#### Task prompt:
Of the lines in the listing, how many include the string "Pressure"? Write the number and nothing else.

(Records excerpted from a collection)
* Start *

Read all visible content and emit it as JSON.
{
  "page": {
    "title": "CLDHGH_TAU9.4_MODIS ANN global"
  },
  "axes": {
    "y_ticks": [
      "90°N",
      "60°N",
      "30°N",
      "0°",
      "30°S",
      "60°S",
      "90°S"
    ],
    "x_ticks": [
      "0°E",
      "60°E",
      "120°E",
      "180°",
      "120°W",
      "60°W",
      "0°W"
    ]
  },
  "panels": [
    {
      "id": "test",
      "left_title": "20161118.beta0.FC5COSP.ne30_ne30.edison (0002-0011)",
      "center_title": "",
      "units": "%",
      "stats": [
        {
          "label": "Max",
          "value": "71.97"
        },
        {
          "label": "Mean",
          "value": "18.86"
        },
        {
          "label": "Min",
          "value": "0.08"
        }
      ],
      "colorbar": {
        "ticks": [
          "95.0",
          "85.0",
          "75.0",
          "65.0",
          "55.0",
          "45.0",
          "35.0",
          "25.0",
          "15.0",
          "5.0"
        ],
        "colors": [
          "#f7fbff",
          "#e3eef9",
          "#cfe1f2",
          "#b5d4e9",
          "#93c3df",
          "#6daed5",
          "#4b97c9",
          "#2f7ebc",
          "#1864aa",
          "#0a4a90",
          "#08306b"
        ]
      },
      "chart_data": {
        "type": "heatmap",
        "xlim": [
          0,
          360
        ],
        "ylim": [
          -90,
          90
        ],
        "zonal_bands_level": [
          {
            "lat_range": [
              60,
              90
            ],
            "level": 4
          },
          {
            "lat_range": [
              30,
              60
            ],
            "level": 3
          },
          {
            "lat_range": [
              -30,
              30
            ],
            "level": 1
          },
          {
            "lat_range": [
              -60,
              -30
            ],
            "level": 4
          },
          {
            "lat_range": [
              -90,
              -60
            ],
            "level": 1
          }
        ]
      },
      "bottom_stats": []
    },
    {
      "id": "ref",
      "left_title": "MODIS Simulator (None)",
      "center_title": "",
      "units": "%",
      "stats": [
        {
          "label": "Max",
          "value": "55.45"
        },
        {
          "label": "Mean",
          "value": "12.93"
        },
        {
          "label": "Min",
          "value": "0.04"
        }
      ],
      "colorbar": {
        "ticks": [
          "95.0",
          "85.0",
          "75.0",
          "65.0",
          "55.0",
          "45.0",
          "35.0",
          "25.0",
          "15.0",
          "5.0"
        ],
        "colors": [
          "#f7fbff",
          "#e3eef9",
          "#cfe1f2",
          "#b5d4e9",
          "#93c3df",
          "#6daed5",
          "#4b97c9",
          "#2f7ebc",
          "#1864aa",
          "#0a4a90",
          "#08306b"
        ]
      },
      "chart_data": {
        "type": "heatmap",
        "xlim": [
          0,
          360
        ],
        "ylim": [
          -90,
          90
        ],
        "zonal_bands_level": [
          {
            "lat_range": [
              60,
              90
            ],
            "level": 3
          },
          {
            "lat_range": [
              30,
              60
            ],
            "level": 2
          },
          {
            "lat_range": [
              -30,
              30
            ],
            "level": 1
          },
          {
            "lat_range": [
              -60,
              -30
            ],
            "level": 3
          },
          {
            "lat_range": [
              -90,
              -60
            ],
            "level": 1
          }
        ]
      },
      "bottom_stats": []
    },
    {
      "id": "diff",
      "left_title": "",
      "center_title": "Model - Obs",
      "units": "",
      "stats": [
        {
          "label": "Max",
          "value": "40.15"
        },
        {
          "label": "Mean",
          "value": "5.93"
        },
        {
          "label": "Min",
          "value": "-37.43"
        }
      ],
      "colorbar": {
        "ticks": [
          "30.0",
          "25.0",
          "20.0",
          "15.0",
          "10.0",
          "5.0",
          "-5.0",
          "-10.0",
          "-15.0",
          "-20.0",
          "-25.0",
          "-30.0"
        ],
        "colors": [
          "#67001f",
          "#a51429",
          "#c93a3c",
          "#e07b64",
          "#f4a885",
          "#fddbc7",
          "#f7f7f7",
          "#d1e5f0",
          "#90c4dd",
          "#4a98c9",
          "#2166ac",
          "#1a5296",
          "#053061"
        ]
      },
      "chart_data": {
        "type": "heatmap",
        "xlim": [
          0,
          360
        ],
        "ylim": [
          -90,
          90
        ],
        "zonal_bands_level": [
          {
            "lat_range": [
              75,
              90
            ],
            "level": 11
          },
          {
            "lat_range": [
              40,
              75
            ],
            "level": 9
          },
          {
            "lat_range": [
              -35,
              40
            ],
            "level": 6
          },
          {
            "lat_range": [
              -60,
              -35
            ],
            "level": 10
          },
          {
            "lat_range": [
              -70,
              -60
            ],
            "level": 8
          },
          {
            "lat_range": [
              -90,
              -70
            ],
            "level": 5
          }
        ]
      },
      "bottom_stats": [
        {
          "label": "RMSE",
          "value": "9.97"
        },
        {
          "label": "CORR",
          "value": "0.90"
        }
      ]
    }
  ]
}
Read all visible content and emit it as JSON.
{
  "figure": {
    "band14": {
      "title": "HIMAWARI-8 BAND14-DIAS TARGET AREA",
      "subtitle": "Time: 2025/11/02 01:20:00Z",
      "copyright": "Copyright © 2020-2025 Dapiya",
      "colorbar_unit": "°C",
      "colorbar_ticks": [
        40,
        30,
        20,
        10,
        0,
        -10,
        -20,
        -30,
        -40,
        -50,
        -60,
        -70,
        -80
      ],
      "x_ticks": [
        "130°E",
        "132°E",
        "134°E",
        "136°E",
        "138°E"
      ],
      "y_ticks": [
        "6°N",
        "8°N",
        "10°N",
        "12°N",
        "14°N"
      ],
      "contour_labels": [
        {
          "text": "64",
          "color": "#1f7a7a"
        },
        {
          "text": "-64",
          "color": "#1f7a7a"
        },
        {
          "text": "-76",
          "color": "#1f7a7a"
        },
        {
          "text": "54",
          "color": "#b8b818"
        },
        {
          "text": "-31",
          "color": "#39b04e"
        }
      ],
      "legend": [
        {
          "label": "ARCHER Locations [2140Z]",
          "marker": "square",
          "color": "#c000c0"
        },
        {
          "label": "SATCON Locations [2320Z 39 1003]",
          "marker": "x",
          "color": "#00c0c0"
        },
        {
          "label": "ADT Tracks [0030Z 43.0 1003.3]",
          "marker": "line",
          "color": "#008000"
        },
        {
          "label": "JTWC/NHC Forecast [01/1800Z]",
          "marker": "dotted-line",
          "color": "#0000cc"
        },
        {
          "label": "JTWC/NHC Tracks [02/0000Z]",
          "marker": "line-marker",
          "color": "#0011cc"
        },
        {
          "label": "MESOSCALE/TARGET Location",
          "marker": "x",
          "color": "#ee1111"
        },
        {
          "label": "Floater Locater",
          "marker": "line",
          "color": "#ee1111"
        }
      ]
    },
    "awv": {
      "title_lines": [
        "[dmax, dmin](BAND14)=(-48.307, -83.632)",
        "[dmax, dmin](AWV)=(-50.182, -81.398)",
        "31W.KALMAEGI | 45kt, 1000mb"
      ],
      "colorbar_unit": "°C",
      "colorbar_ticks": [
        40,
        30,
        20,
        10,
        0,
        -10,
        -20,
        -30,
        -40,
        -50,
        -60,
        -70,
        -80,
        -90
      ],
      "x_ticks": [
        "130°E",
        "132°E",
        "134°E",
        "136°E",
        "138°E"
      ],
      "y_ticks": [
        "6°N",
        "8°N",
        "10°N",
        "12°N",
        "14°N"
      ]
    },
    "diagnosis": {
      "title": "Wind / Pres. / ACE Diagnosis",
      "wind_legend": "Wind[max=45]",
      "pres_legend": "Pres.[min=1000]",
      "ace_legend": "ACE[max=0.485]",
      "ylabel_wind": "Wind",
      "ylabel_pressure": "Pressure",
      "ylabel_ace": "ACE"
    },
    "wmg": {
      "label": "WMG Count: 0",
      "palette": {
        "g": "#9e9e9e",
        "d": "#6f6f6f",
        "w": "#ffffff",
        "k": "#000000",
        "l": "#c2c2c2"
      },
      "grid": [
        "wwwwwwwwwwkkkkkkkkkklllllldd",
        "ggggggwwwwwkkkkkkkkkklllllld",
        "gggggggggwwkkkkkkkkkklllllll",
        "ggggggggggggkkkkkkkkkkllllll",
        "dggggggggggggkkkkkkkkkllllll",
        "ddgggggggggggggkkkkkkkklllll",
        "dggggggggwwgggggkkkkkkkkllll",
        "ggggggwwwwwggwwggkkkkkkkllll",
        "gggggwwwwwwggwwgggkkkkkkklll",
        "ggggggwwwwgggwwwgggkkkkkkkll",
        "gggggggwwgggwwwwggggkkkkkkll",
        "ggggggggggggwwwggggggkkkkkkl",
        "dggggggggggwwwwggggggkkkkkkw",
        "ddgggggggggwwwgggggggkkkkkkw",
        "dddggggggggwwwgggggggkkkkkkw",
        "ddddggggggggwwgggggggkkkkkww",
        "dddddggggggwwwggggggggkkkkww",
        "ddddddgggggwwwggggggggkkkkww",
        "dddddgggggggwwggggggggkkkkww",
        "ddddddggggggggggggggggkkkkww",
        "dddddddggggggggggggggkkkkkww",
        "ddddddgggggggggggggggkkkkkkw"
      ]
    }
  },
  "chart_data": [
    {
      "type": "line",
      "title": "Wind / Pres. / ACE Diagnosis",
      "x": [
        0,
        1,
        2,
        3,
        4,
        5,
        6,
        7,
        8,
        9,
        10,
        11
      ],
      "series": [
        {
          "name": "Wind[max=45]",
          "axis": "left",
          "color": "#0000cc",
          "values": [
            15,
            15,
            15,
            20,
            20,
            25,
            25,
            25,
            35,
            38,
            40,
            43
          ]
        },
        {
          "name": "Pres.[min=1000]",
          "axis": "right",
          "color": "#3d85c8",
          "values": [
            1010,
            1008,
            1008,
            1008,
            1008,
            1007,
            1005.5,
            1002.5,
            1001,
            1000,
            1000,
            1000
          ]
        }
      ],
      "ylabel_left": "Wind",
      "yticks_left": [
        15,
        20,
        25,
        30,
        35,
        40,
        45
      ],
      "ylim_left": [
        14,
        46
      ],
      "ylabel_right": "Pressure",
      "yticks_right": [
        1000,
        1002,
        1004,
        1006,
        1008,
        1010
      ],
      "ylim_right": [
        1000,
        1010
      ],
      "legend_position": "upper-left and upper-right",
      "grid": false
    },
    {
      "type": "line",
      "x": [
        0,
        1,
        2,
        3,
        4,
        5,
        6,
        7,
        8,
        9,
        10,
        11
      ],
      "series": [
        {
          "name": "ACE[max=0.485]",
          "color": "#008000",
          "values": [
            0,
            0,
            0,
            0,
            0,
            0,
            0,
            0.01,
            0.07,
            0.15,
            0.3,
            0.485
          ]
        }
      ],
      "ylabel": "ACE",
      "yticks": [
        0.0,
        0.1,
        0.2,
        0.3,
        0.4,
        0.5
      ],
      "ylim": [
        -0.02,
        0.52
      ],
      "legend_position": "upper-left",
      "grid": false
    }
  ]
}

* End *

#### Correct response:
2